● **What the exercise asks**
Write every record out again exactly, and keep images out of it.

--- start of Data to process ---

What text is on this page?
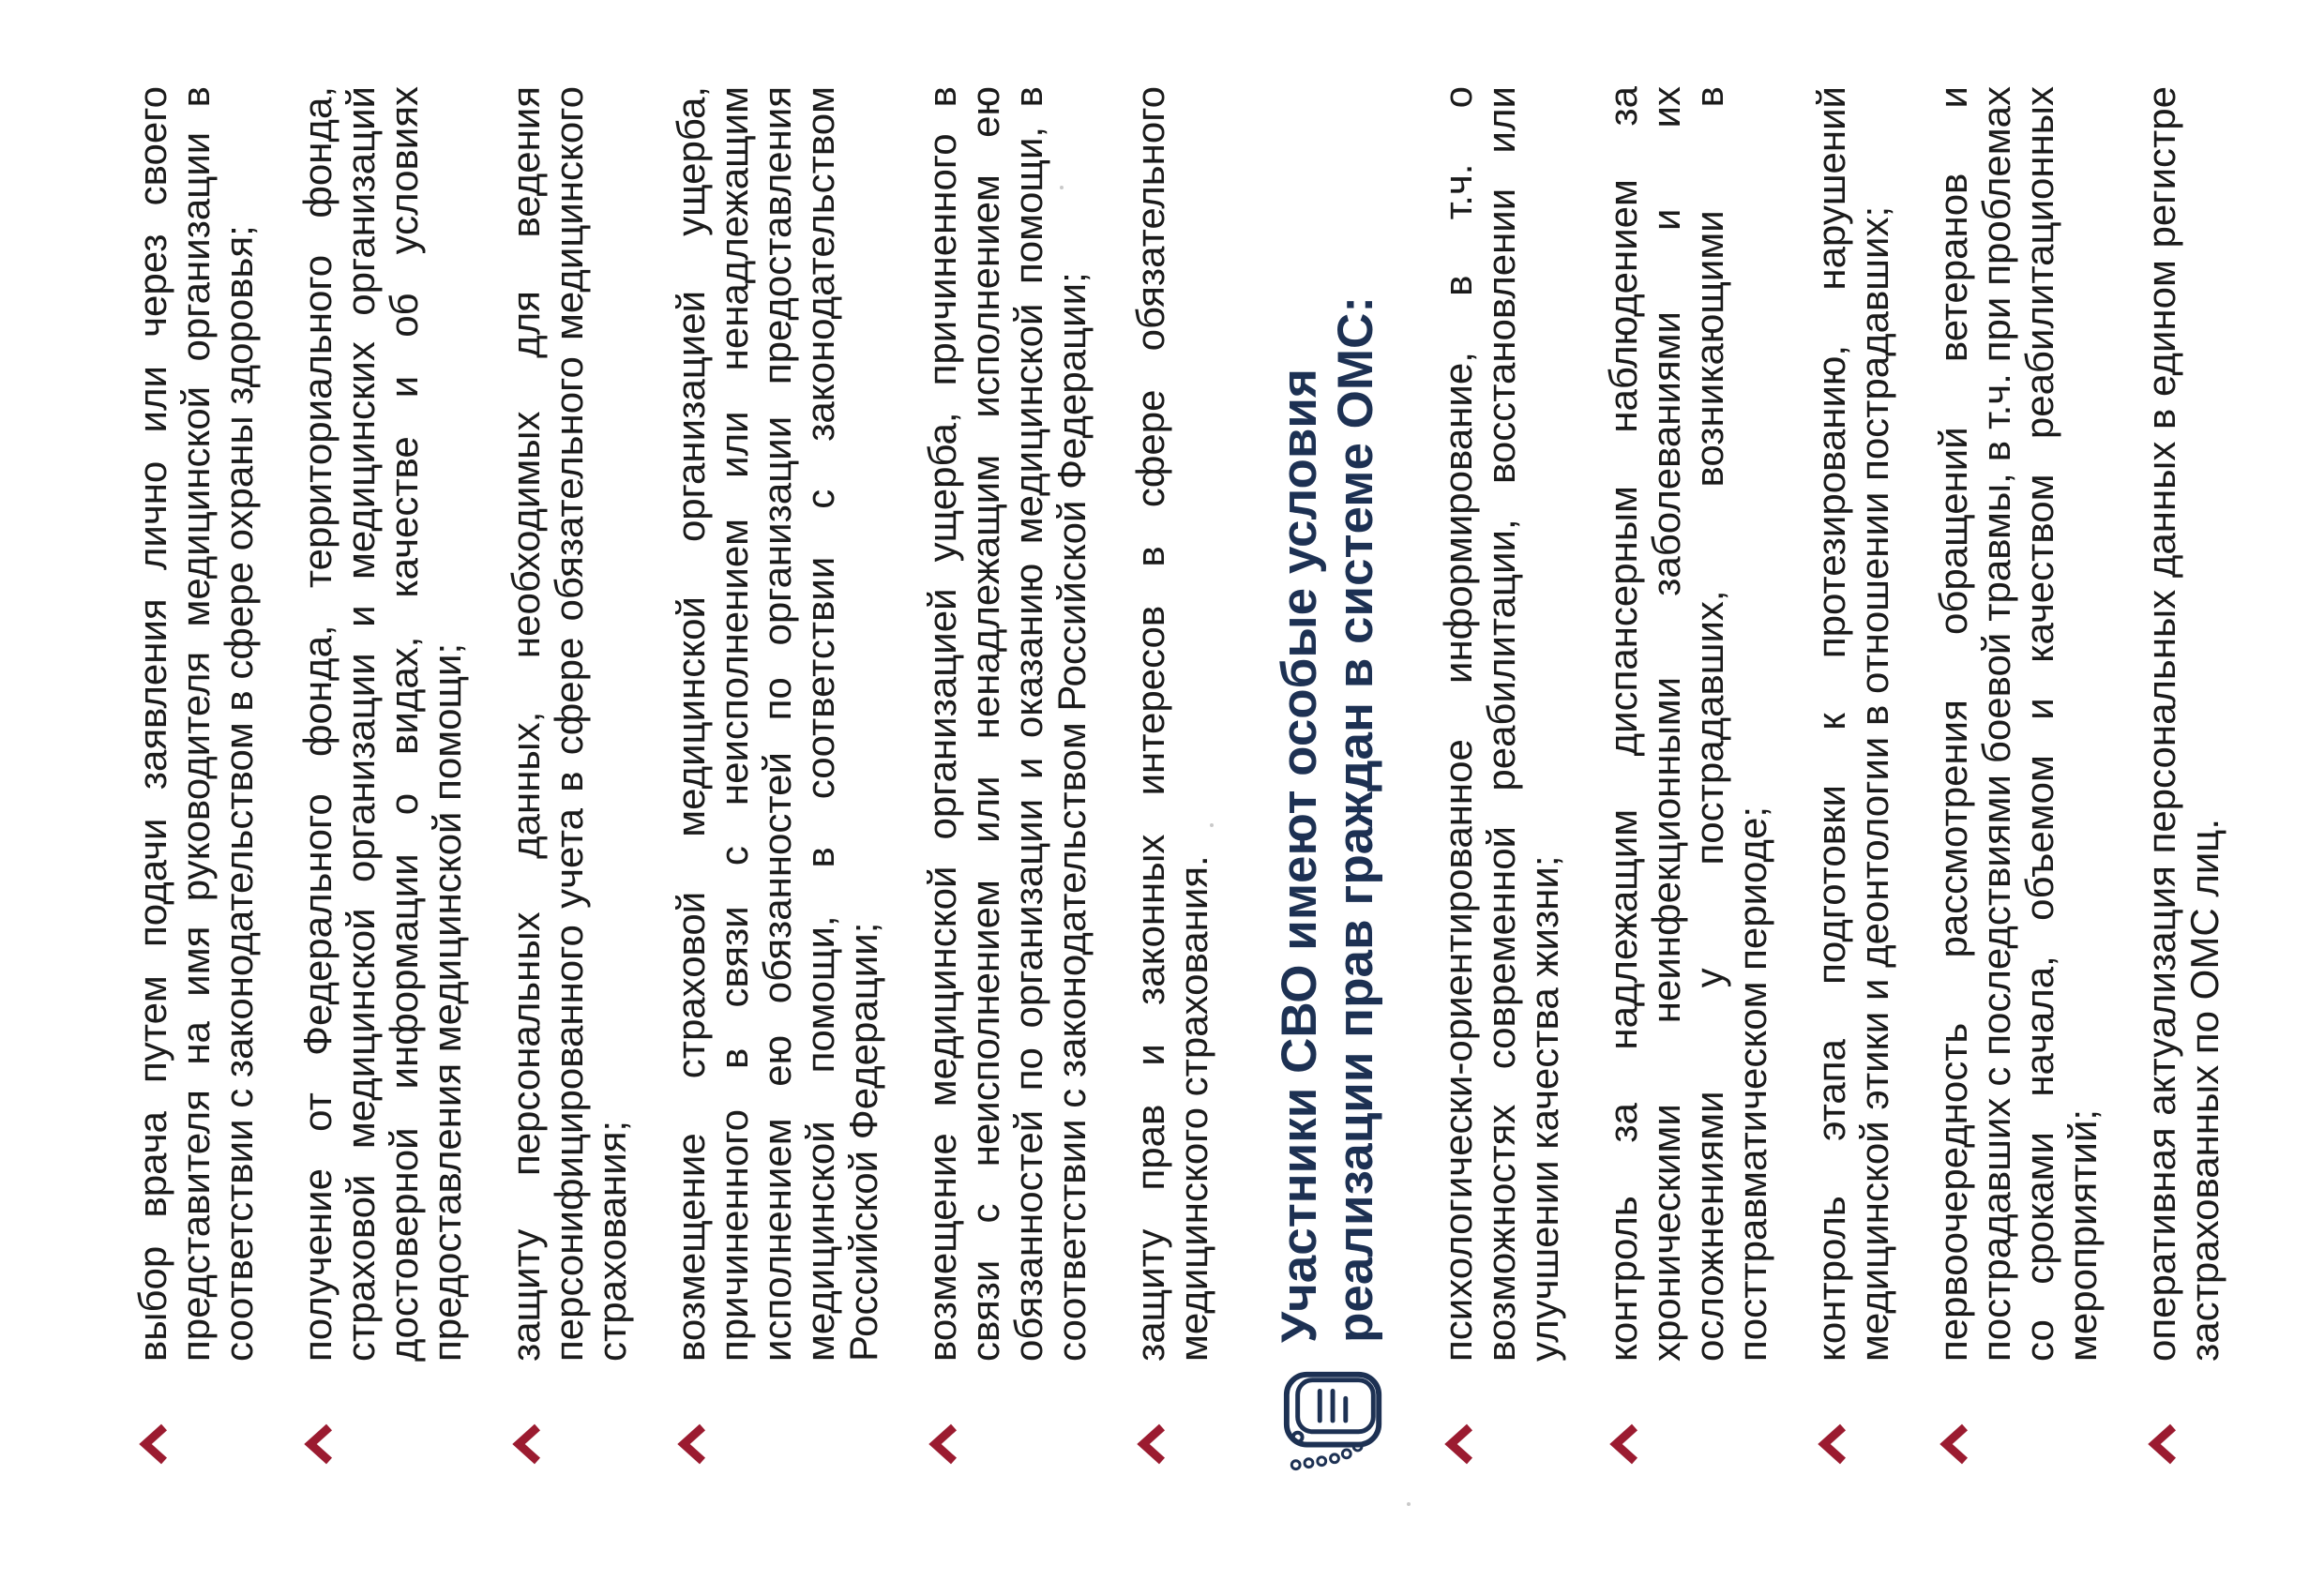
выбор врача путем подачи заявления лично или через своего представителя на имя руководителя медицинской организации в соответствии с законодательством в сфере охраны здоровья; получение от Федерального фонда, территориального фонда, страховой медицинской организации и медицинских организаций достоверной информации о видах, качестве и об условиях предоставления медицинской помощи; защиту персональных данных, необходимых для ведения персонифицированного учета в сфере обязательного медицинского страхования; возмещение страховой медицинской организацией ущерба, причиненного в связи с неисполнением или ненадлежащим исполнением ею обязанностей по организации предоставления медицинской помощи, в соответствии с законодательством Российской Федерации; возмещение медицинской организацией ущерба, причиненного в связи с неисполнением или ненадлежащим исполнением ею обязанностей по организации и оказанию медицинской помощи, в соответствии с законодательством Российской Федерации; защиту прав и законных интересов в сфере обязательного медицинского страхования. Участники СВО имеют особые условия
реализации прав граждан в системе ОМС: психологически-ориентированное информирование, в т.ч. о возможностях современной реабилитации, восстановлении или улучшении качества жизни; контроль за надлежащим диспансерным наблюдением за хроническими неинфекционными заболеваниями и их осложнениями у пострадавших, возникающими в посттравматическом периоде; контроль этапа подготовки к протезированию, нарушений медицинской этики и деонтологии в отношении пострадавших; первоочередность рассмотрения обращений ветеранов и пострадавших с последствиями боевой травмы, в т.ч. при проблемах со сроками начала, объемом и качеством реабилитационных мероприятий; оперативная актуализация персональных данных в едином регистре застрахованных по ОМС лиц.
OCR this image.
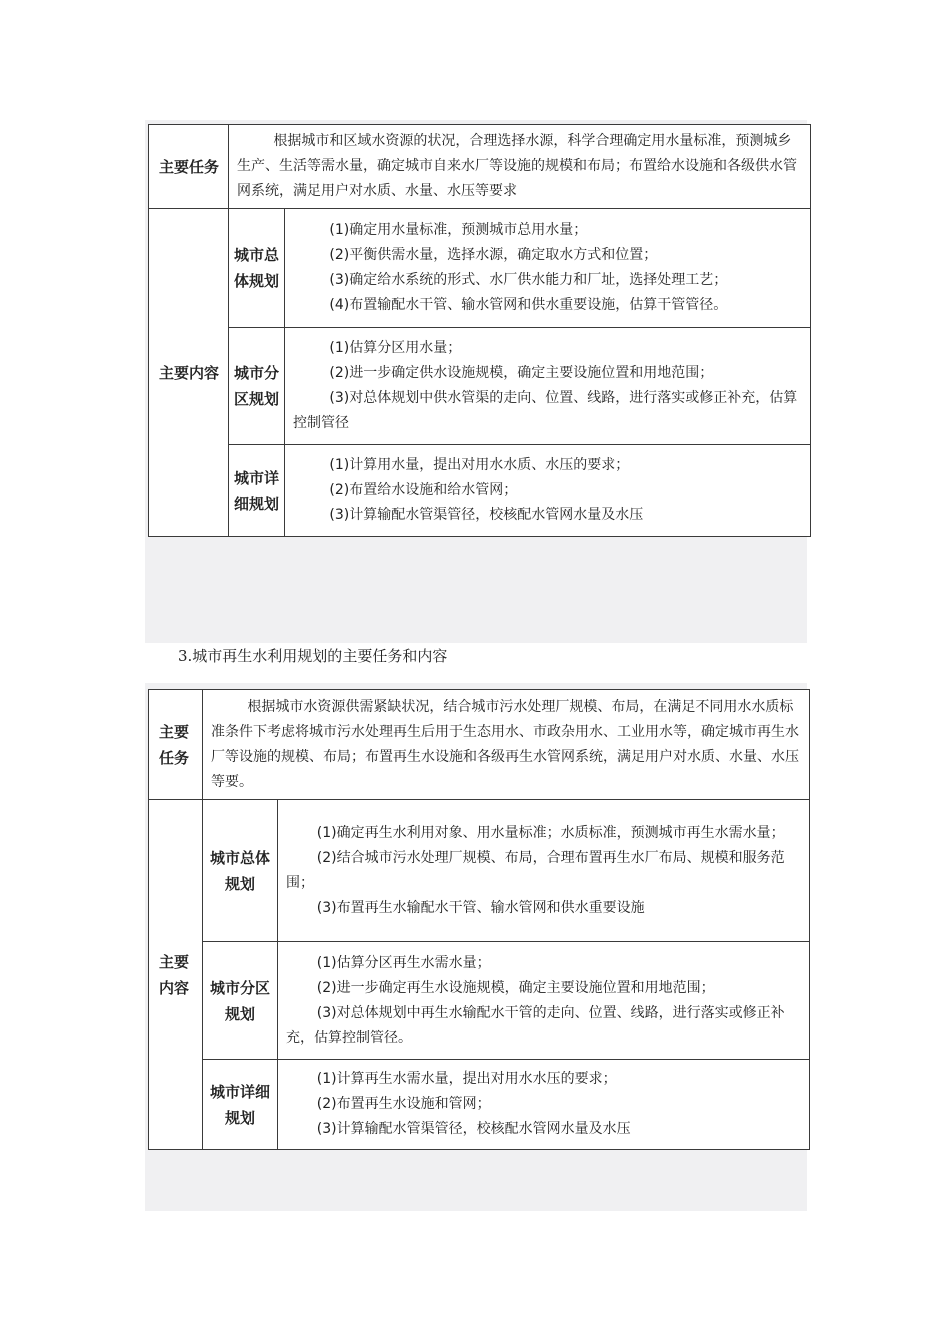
主要任务	根据城市和区域水资源的状况，合理选择水源，科学合理确定用水量标准，预测城乡生产、生活等需水量，确定城市自来水厂等设施的规模和布局；布置给水设施和各级供水管网系统，满足用户对水质、水量、水压等要求	

主要内容	城市总体规划	(1)确定用水量标准，预测城市总用水量；

(2)平衡供需水量，选择水源，确定取水方式和位置；

(3)确定给水系统的形式、水厂供水能力和厂址，选择处理工艺；

(4)布置输配水干管、输水管网和供水重要设施，估算干管管径。

	城市分区规划	(1)估算分区用水量；

(2)进一步确定供水设施规模，确定主要设施位置和用地范围；

(3)对总体规划中供水管渠的走向、位置、线路，进行落实或修正补充，估算控制管径

	城市详细规划	(1)计算用水量，提出对用水水质、水压的要求；

(2)布置给水设施和给水管网；

(3)计算输配水管渠管径，校核配水管网水量及水压

3.城市再生水利用规划的主要任务和内容
主要任务	根据城市水资源供需紧缺状况，结合城市污水处理厂规模、布局，在满足不同用水水质标准条件下考虑将城市污水处理再生后用于生态用水、市政杂用水、工业用水等，确定城市再生水厂等设施的规模、布局；布置再生水设施和各级再生水管网系统，满足用户对水质、水量、水压等要。	

主要内容	城市总体规划	(1)确定再生水利用对象、用水量标准；水质标准，预测城市再生水需水量；

(2)结合城市污水处理厂规模、布局，合理布置再生水厂布局、规模和服务范围；

(3)布置再生水输配水干管、输水管网和供水重要设施

	城市分区规划	(1)估算分区再生水需水量；

(2)进一步确定再生水设施规模，确定主要设施位置和用地范围；

(3)对总体规划中再生水输配水干管的走向、位置、线路，进行落实或修正补充，估算控制管径。

	城市详细规划	(1)计算再生水需水量，提出对用水水压的要求；

(2)布置再生水设施和管网；

(3)计算输配水管渠管径，校核配水管网水量及水压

--- end of Data to process ---

● **The completed task**
What text is on this page?
выбор врача путем подачи заявления лично или через своего представителя на имя руководителя медицинской организации в соответствии с законодательством в сфере охраны здоровья; получение от Федерального фонда, территориального фонда, страховой медицинской организации и медицинских организаций достоверной информации о видах, качестве и об условиях предоставления медицинской помощи; защиту персональных данных, необходимых для ведения персонифицированного учета в сфере обязательного медицинского страхования; возмещение страховой медицинской организацией ущерба, причиненного в связи с неисполнением или ненадлежащим исполнением ею обязанностей по организации предоставления медицинской помощи, в соответствии с законодательством Российской Федерации; возмещение медицинской организацией ущерба, причиненного в связи с неисполнением или ненадлежащим исполнением ею обязанностей по организации и оказанию медицинской помощи, в соответствии с законодательством Российской Федерации; защиту прав и законных интересов в сфере обязательного медицинского страхования. Участники СВО имеют особые условия
реализации прав граждан в системе ОМС: психологически-ориентированное информирование, в т.ч. о возможностях современной реабилитации, восстановлении или улучшении качества жизни; контроль за надлежащим диспансерным наблюдением за хроническими неинфекционными заболеваниями и их осложнениями у пострадавших, возникающими в посттравматическом периоде; контроль этапа подготовки к протезированию, нарушений медицинской этики и деонтологии в отношении пострадавших; первоочередность рассмотрения обращений ветеранов и пострадавших с последствиями боевой травмы, в т.ч. при проблемах со сроками начала, объемом и качеством реабилитационных мероприятий; оперативная актуализация персональных данных в едином регистре застрахованных по ОМС лиц.
OCR this image.
主要任务	根据城市和区域水资源的状况，合理选择水源，科学合理确定用水量标准，预测城乡生产、生活等需水量，确定城市自来水厂等设施的规模和布局；布置给水设施和各级供水管网系统，满足用户对水质、水量、水压等要求	

主要内容	城市总体规划	(1)确定用水量标准，预测城市总用水量；

(2)平衡供需水量，选择水源，确定取水方式和位置；

(3)确定给水系统的形式、水厂供水能力和厂址，选择处理工艺；

(4)布置输配水干管、输水管网和供水重要设施，估算干管管径。

	城市分区规划	(1)估算分区用水量；

(2)进一步确定供水设施规模，确定主要设施位置和用地范围；

(3)对总体规划中供水管渠的走向、位置、线路，进行落实或修正补充，估算控制管径

	城市详细规划	(1)计算用水量，提出对用水水质、水压的要求；

(2)布置给水设施和给水管网；

(3)计算输配水管渠管径，校核配水管网水量及水压

3.城市再生水利用规划的主要任务和内容
主要任务	根据城市水资源供需紧缺状况，结合城市污水处理厂规模、布局，在满足不同用水水质标准条件下考虑将城市污水处理再生后用于生态用水、市政杂用水、工业用水等，确定城市再生水厂等设施的规模、布局；布置再生水设施和各级再生水管网系统，满足用户对水质、水量、水压等要。	

主要内容	城市总体规划	(1)确定再生水利用对象、用水量标准；水质标准，预测城市再生水需水量；

(2)结合城市污水处理厂规模、布局，合理布置再生水厂布局、规模和服务范围；

(3)布置再生水输配水干管、输水管网和供水重要设施

	城市分区规划	(1)估算分区再生水需水量；

(2)进一步确定再生水设施规模，确定主要设施位置和用地范围；

(3)对总体规划中再生水输配水干管的走向、位置、线路，进行落实或修正补充，估算控制管径。

	城市详细规划	(1)计算再生水需水量，提出对用水水压的要求；

(2)布置再生水设施和管网；

(3)计算输配水管渠管径，校核配水管网水量及水压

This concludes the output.